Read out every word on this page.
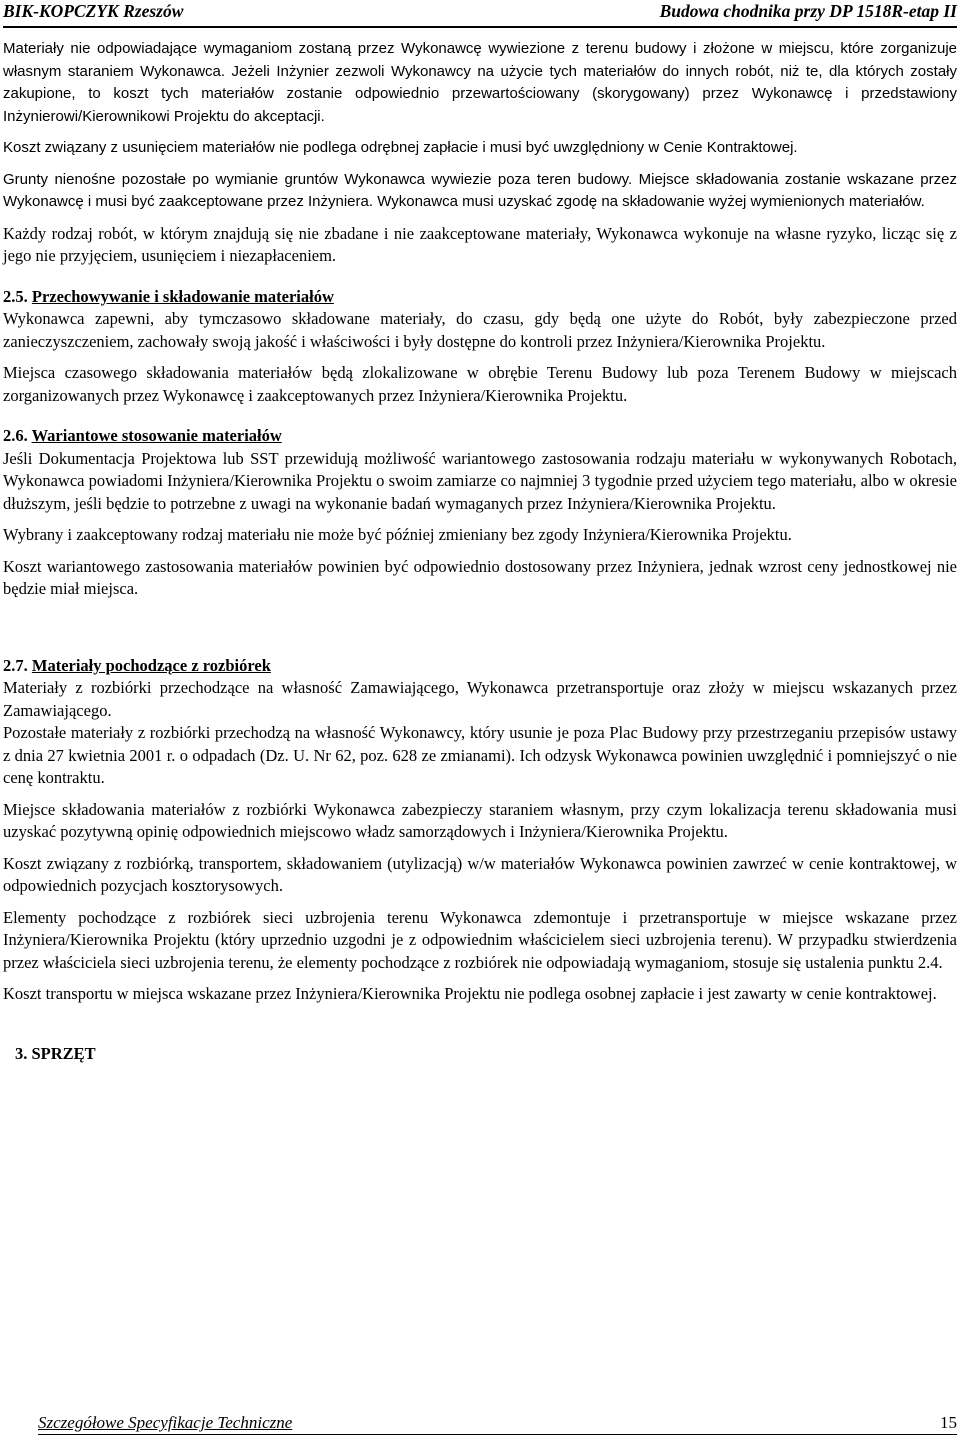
BIK-KOPCZYK Rzeszów	Budowa chodnika przy DP 1518R-etap II

Materiały nie odpowiadające wymaganiom zostaną przez Wykonawcę wywiezione z terenu budowy i złożone w miejscu, które zorganizuje własnym staraniem Wykonawca. Jeżeli Inżynier zezwoli Wykonawcy na użycie tych materiałów do innych robót, niż te, dla których zostały zakupione, to koszt tych materiałów zostanie odpowiednio przewartościowany (skorygowany) przez Wykonawcę i przedstawiony Inżynierowi/Kierownikowi Projektu do akceptacji.

Koszt związany z usunięciem materiałów nie podlega odrębnej zapłacie i musi być uwzględniony w Cenie Kontraktowej.

Grunty nienośne pozostałe po wymianie gruntów Wykonawca wywiezie poza teren budowy. Miejsce składowania zostanie wskazane przez Wykonawcę i musi być zaakceptowane przez Inżyniera. Wykonawca musi uzyskać zgodę na składowanie wyżej wymienionych materiałów.

Każdy rodzaj robót, w którym znajdują się nie zbadane i nie zaakceptowane materiały, Wykonawca wykonuje na własne ryzyko, licząc się z jego nie przyjęciem, usunięciem i niezapłaceniem.

2.5. Przechowywanie i składowanie materiałów

Wykonawca zapewni, aby tymczasowo składowane materiały, do czasu, gdy będą one użyte do Robót, były zabezpieczone przed zanieczyszczeniem, zachowały swoją jakość i właściwości i były dostępne do kontroli przez Inżyniera/Kierownika Projektu.

Miejsca czasowego składowania materiałów będą zlokalizowane w obrębie Terenu Budowy lub poza Terenem Budowy w miejscach zorganizowanych przez Wykonawcę i zaakceptowanych przez Inżyniera/Kierownika Projektu.

2.6. Wariantowe stosowanie materiałów

Jeśli Dokumentacja Projektowa lub SST przewidują możliwość wariantowego zastosowania rodzaju materiału w wykonywanych Robotach, Wykonawca powiadomi Inżyniera/Kierownika Projektu o swoim zamiarze co najmniej 3 tygodnie przed użyciem tego materiału, albo w okresie dłuższym, jeśli będzie to potrzebne z uwagi na wykonanie badań wymaganych przez Inżyniera/Kierownika Projektu.

Wybrany i zaakceptowany rodzaj materiału nie może być później zmieniany bez zgody Inżyniera/Kierownika Projektu.

Koszt wariantowego zastosowania materiałów powinien być odpowiednio dostosowany przez Inżyniera, jednak wzrost ceny jednostkowej nie będzie miał miejsca.

2.7. Materiały pochodzące z rozbiórek

Materiały z rozbiórki przechodzące na własność Zamawiającego, Wykonawca przetransportuje oraz złoży w miejscu wskazanych przez Zamawiającego.

Pozostałe materiały z rozbiórki przechodzą na własność Wykonawcy, który usunie je poza Plac Budowy przy przestrzeganiu przepisów ustawy z dnia 27 kwietnia 2001 r. o odpadach (Dz. U. Nr 62, poz. 628 ze zmianami). Ich odzysk Wykonawca powinien uwzględnić i pomniejszyć o nie cenę kontraktu.

Miejsce składowania materiałów z rozbiórki Wykonawca zabezpieczy staraniem własnym, przy czym lokalizacja terenu składowania musi uzyskać pozytywną opinię odpowiednich miejscowo władz samorządowych i Inżyniera/Kierownika Projektu.

Koszt związany z rozbiórką, transportem, składowaniem (utylizacją) w/w materiałów Wykonawca powinien zawrzeć w cenie kontraktowej, w odpowiednich pozycjach kosztorysowych.

Elementy pochodzące z rozbiórek sieci uzbrojenia terenu Wykonawca zdemontuje i przetransportuje w miejsce wskazane przez Inżyniera/Kierownika Projektu (który uprzednio uzgodni je z odpowiednim właścicielem sieci uzbrojenia terenu). W przypadku stwierdzenia przez właściciela sieci uzbrojenia terenu, że elementy pochodzące z rozbiórek nie odpowiadają wymaganiom, stosuje się ustalenia punktu 2.4.

Koszt transportu w miejsca wskazane przez Inżyniera/Kierownika Projektu nie podlega osobnej zapłacie i jest zawarty w cenie kontraktowej.

3. SPRZĘT
Szczegółowe Specyfikacje Techniczne	15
##############################
Repeat the lines above exactly, and keep every picture out.

Read out every word on this page.
BIK-KOPCZYK Rzeszów	Budowa chodnika przy DP 1518R-etap II

Materiały nie odpowiadające wymaganiom zostaną przez Wykonawcę wywiezione z terenu budowy i złożone w miejscu, które zorganizuje własnym staraniem Wykonawca. Jeżeli Inżynier zezwoli Wykonawcy na użycie tych materiałów do innych robót, niż te, dla których zostały zakupione, to koszt tych materiałów zostanie odpowiednio przewartościowany (skorygowany) przez Wykonawcę i przedstawiony Inżynierowi/Kierownikowi Projektu do akceptacji.

Koszt związany z usunięciem materiałów nie podlega odrębnej zapłacie i musi być uwzględniony w Cenie Kontraktowej.

Grunty nienośne pozostałe po wymianie gruntów Wykonawca wywiezie poza teren budowy. Miejsce składowania zostanie wskazane przez Wykonawcę i musi być zaakceptowane przez Inżyniera. Wykonawca musi uzyskać zgodę na składowanie wyżej wymienionych materiałów.

Każdy rodzaj robót, w którym znajdują się nie zbadane i nie zaakceptowane materiały, Wykonawca wykonuje na własne ryzyko, licząc się z jego nie przyjęciem, usunięciem i niezapłaceniem.

2.5. Przechowywanie i składowanie materiałów

Wykonawca zapewni, aby tymczasowo składowane materiały, do czasu, gdy będą one użyte do Robót, były zabezpieczone przed zanieczyszczeniem, zachowały swoją jakość i właściwości i były dostępne do kontroli przez Inżyniera/Kierownika Projektu.

Miejsca czasowego składowania materiałów będą zlokalizowane w obrębie Terenu Budowy lub poza Terenem Budowy w miejscach zorganizowanych przez Wykonawcę i zaakceptowanych przez Inżyniera/Kierownika Projektu.

2.6. Wariantowe stosowanie materiałów

Jeśli Dokumentacja Projektowa lub SST przewidują możliwość wariantowego zastosowania rodzaju materiału w wykonywanych Robotach, Wykonawca powiadomi Inżyniera/Kierownika Projektu o swoim zamiarze co najmniej 3 tygodnie przed użyciem tego materiału, albo w okresie dłuższym, jeśli będzie to potrzebne z uwagi na wykonanie badań wymaganych przez Inżyniera/Kierownika Projektu.

Wybrany i zaakceptowany rodzaj materiału nie może być później zmieniany bez zgody Inżyniera/Kierownika Projektu.

Koszt wariantowego zastosowania materiałów powinien być odpowiednio dostosowany przez Inżyniera, jednak wzrost ceny jednostkowej nie będzie miał miejsca.

2.7. Materiały pochodzące z rozbiórek

Materiały z rozbiórki przechodzące na własność Zamawiającego, Wykonawca przetransportuje oraz złoży w miejscu wskazanych przez Zamawiającego.

Pozostałe materiały z rozbiórki przechodzą na własność Wykonawcy, który usunie je poza Plac Budowy przy przestrzeganiu przepisów ustawy z dnia 27 kwietnia 2001 r. o odpadach (Dz. U. Nr 62, poz. 628 ze zmianami). Ich odzysk Wykonawca powinien uwzględnić i pomniejszyć o nie cenę kontraktu.

Miejsce składowania materiałów z rozbiórki Wykonawca zabezpieczy staraniem własnym, przy czym lokalizacja terenu składowania musi uzyskać pozytywną opinię odpowiednich miejscowo władz samorządowych i Inżyniera/Kierownika Projektu.

Koszt związany z rozbiórką, transportem, składowaniem (utylizacją) w/w materiałów Wykonawca powinien zawrzeć w cenie kontraktowej, w odpowiednich pozycjach kosztorysowych.

Elementy pochodzące z rozbiórek sieci uzbrojenia terenu Wykonawca zdemontuje i przetransportuje w miejsce wskazane przez Inżyniera/Kierownika Projektu (który uprzednio uzgodni je z odpowiednim właścicielem sieci uzbrojenia terenu). W przypadku stwierdzenia przez właściciela sieci uzbrojenia terenu, że elementy pochodzące z rozbiórek nie odpowiadają wymaganiom, stosuje się ustalenia punktu 2.4.

Koszt transportu w miejsca wskazane przez Inżyniera/Kierownika Projektu nie podlega osobnej zapłacie i jest zawarty w cenie kontraktowej.

3. SPRZĘT
Szczegółowe Specyfikacje Techniczne	15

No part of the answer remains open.